Give the number of lines in the entries below that hold "Adhered", with no accompanying words.

(Figure record listings)

::::

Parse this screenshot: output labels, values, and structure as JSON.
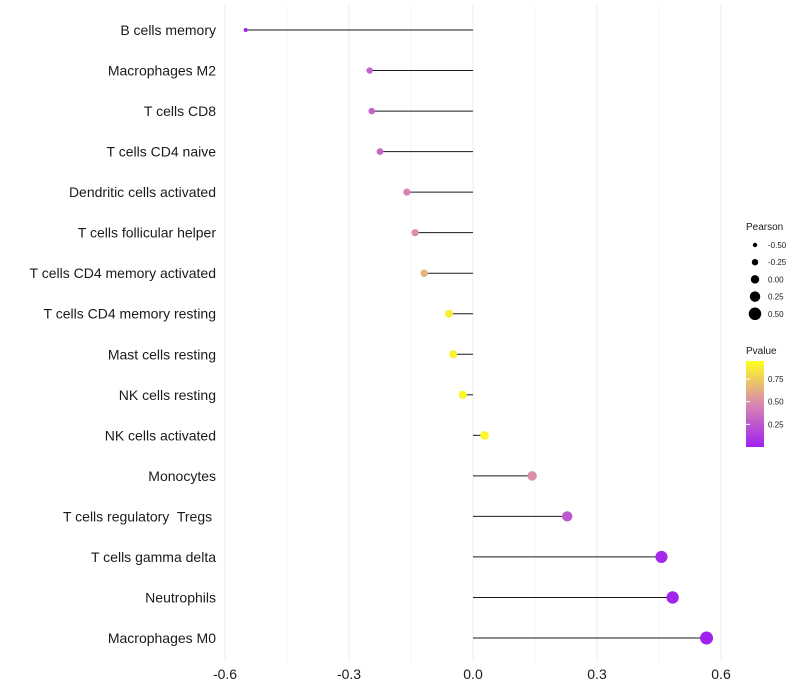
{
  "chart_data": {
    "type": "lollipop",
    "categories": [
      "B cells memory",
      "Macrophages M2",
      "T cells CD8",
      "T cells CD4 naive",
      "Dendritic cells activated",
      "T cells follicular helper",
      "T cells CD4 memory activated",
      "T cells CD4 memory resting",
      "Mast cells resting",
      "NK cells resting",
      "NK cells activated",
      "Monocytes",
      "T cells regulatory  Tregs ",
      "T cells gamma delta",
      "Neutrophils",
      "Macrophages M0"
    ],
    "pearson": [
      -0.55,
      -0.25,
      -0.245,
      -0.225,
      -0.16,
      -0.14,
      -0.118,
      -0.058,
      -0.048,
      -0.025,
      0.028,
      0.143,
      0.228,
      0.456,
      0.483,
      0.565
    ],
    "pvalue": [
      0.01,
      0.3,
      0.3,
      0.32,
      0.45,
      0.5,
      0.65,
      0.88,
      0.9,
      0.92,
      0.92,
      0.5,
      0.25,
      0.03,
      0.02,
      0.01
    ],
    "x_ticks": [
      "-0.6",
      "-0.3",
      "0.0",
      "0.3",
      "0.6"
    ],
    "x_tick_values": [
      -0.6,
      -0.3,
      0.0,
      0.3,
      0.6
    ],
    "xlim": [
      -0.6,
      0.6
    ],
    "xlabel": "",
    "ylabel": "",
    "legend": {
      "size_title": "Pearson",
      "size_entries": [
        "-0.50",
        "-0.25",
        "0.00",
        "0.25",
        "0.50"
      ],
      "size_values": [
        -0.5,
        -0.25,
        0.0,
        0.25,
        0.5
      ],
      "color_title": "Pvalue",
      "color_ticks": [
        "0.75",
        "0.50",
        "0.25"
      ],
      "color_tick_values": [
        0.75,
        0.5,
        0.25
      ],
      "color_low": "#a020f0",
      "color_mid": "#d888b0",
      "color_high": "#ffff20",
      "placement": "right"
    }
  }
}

::::

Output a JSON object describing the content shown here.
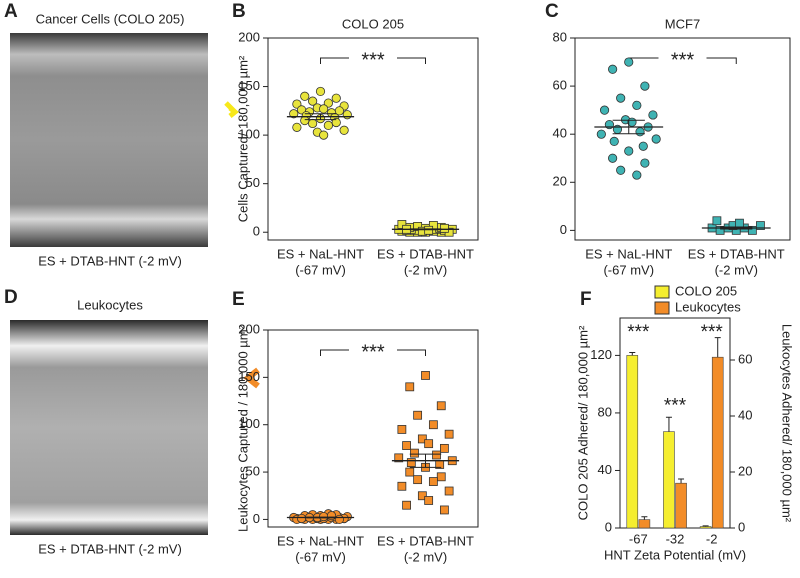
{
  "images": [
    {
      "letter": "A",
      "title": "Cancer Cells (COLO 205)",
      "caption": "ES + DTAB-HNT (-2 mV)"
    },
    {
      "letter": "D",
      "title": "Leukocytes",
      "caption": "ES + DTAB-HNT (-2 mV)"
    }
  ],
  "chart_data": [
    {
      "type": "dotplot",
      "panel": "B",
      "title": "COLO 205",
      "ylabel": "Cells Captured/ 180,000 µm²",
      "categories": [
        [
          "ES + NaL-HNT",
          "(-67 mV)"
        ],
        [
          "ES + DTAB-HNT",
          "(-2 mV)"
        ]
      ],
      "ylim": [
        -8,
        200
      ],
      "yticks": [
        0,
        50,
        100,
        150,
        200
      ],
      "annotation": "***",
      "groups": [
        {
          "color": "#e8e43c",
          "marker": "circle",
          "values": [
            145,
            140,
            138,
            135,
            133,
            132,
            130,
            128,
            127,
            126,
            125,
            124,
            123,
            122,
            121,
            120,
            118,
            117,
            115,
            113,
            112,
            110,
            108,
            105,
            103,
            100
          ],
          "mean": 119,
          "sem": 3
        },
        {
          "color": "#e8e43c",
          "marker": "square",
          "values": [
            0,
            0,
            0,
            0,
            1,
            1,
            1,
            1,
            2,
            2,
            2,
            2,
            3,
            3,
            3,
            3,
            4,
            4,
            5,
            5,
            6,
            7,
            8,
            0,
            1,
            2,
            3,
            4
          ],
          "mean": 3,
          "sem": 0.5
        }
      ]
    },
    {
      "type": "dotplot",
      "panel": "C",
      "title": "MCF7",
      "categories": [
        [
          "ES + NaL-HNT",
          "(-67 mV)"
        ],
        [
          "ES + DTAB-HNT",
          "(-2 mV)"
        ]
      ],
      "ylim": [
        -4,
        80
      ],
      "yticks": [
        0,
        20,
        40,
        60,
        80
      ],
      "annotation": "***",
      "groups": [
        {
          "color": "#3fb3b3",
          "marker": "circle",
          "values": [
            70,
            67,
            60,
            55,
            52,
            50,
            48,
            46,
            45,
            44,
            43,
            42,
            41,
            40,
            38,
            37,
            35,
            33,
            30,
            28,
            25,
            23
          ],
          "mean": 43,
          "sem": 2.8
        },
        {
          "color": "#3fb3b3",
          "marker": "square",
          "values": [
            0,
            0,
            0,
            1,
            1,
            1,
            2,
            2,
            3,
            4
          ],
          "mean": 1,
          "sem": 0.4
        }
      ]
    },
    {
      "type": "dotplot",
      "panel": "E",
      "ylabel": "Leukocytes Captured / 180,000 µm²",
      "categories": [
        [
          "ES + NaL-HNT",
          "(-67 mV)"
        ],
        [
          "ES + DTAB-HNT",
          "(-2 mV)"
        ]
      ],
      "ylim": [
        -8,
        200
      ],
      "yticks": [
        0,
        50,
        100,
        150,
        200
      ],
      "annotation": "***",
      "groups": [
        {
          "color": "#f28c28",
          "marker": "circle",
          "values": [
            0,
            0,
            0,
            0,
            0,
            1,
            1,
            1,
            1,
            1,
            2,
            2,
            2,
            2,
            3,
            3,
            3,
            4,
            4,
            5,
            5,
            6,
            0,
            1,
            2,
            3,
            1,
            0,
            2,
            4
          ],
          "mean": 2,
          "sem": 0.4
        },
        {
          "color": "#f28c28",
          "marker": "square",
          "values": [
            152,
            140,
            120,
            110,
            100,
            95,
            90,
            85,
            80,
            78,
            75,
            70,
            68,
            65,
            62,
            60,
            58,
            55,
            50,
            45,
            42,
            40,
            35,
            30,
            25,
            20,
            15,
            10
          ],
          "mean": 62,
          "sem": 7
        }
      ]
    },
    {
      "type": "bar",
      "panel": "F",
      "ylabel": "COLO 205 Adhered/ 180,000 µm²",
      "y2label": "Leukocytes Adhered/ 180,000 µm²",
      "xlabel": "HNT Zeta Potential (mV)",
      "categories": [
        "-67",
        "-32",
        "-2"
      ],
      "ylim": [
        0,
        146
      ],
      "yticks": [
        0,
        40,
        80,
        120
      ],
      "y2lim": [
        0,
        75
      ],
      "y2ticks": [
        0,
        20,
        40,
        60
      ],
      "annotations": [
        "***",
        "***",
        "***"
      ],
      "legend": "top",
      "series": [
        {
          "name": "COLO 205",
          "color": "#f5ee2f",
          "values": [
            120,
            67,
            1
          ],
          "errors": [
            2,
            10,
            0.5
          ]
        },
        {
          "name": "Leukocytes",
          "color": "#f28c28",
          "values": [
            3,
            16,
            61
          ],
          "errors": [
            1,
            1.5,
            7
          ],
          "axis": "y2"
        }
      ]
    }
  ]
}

::::

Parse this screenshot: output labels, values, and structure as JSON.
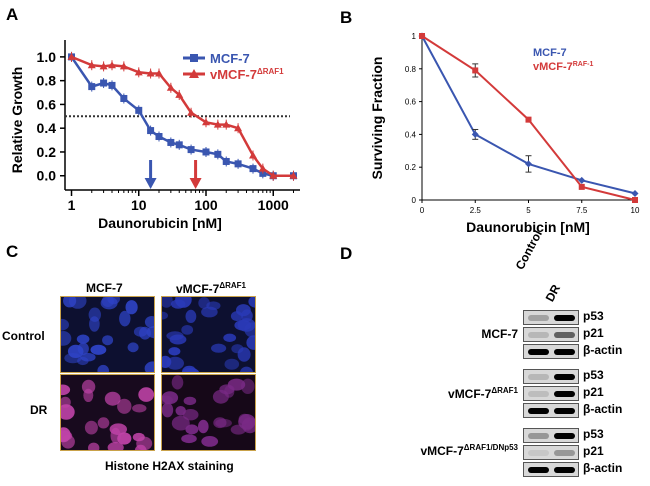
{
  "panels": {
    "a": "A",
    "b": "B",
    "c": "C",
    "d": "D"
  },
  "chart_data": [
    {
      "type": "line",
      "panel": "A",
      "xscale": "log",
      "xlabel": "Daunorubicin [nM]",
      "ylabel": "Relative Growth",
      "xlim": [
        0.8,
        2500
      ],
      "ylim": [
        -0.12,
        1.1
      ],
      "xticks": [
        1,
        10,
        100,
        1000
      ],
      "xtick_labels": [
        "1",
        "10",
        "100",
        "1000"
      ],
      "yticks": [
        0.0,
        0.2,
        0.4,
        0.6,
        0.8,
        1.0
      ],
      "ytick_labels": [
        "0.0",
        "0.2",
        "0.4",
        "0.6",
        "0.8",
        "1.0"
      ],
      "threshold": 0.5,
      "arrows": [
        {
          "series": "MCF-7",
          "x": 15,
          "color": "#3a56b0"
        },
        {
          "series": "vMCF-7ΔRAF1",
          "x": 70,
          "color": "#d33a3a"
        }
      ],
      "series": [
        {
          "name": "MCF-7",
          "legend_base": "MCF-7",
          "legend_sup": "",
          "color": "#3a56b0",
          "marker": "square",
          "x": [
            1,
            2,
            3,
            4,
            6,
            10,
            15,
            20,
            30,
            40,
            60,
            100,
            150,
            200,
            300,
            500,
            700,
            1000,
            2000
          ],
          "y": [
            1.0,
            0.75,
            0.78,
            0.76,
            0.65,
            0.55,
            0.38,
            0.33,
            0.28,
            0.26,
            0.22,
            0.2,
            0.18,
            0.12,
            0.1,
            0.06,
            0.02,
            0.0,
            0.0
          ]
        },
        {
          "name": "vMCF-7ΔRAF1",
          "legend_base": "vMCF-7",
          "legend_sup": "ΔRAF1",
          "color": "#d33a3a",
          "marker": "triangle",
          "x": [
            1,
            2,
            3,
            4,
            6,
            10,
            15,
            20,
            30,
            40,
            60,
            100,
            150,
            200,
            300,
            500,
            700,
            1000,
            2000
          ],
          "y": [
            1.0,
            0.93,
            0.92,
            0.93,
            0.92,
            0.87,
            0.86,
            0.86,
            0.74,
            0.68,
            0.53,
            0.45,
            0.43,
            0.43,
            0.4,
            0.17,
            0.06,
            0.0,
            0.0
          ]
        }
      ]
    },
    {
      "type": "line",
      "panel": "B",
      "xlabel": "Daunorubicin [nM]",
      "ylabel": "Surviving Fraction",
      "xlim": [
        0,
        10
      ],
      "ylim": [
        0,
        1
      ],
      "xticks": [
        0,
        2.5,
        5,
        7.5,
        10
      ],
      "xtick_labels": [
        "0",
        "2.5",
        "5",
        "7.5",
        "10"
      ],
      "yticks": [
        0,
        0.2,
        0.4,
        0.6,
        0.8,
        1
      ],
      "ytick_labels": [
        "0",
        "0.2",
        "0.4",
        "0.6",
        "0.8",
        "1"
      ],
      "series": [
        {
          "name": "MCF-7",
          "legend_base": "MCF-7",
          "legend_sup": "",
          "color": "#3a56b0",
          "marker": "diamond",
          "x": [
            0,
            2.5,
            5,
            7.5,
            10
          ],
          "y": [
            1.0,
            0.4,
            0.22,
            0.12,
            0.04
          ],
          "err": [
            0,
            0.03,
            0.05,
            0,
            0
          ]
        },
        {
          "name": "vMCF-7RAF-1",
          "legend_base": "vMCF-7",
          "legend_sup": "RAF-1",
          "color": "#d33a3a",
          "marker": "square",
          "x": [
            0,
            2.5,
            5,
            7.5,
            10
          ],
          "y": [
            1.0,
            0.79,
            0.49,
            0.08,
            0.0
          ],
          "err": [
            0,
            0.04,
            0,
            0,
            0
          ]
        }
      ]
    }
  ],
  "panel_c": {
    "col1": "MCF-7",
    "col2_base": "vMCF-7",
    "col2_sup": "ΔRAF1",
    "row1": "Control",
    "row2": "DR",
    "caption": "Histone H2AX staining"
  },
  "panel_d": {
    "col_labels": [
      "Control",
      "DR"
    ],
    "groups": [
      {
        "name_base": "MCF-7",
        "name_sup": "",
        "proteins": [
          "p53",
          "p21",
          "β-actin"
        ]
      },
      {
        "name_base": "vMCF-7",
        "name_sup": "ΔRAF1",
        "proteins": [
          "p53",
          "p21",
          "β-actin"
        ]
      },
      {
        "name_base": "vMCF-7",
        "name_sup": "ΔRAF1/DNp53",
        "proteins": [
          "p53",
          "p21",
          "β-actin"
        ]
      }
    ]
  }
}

::::

▶ [Problem solution]: 2